== Exercise ==
Check every line below for the string "contacts", and copy the lines that contain it.

★ ★ ★ ★ ★

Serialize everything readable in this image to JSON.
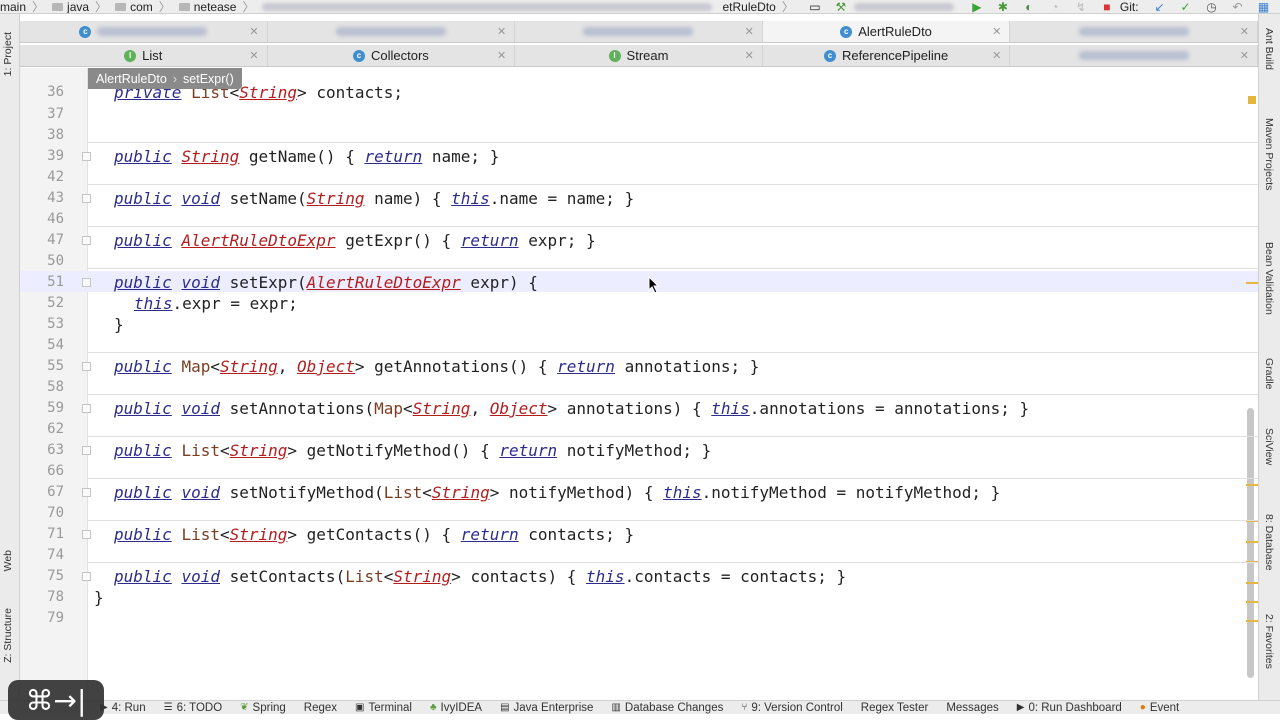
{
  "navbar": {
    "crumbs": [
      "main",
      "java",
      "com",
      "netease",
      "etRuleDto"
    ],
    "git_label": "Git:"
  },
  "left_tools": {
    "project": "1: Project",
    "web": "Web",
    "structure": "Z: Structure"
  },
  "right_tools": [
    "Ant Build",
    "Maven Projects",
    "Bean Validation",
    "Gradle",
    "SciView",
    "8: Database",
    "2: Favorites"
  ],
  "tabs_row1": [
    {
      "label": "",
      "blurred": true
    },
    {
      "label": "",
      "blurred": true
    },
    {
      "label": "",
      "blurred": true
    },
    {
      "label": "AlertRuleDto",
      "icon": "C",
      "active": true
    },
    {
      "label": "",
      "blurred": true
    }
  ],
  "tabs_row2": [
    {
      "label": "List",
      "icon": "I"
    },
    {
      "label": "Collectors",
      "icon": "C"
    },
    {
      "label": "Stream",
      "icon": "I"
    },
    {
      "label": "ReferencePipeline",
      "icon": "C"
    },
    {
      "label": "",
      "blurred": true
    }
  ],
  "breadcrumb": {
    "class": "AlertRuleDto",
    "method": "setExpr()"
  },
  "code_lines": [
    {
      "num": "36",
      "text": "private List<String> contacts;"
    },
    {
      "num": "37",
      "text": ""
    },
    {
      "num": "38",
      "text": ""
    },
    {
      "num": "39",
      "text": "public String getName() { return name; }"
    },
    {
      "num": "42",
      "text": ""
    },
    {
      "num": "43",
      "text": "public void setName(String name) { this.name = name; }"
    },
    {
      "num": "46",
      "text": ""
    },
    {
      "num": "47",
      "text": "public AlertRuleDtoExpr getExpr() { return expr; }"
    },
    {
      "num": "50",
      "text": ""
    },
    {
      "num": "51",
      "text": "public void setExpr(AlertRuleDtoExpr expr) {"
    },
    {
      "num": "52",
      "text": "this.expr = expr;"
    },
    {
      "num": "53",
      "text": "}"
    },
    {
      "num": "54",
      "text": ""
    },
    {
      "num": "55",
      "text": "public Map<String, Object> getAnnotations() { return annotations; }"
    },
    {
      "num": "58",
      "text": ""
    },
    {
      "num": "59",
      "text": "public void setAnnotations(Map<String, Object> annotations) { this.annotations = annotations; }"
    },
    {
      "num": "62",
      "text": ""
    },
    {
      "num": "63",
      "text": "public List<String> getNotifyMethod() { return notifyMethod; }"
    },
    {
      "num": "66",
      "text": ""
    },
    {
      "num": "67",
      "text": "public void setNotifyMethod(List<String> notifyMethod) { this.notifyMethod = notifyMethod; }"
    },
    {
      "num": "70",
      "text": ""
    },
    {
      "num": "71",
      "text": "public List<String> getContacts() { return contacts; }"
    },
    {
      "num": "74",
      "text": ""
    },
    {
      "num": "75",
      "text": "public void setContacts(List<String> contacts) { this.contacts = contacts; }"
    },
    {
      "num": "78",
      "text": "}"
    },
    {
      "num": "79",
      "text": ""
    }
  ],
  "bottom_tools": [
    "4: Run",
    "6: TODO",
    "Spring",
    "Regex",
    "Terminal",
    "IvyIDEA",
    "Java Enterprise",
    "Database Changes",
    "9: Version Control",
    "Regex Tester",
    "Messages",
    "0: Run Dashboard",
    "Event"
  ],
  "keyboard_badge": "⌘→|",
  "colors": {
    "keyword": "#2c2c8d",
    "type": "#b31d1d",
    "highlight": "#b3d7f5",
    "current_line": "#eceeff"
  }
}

★ ★ ★ ★ ★

== Answer to this problem ==
      "text": "private List<String> contacts;"
      "text": "public List<String> getContacts() { return contacts; }"
      "text": "public void setContacts(List<String> contacts) { this.contacts = contacts; }"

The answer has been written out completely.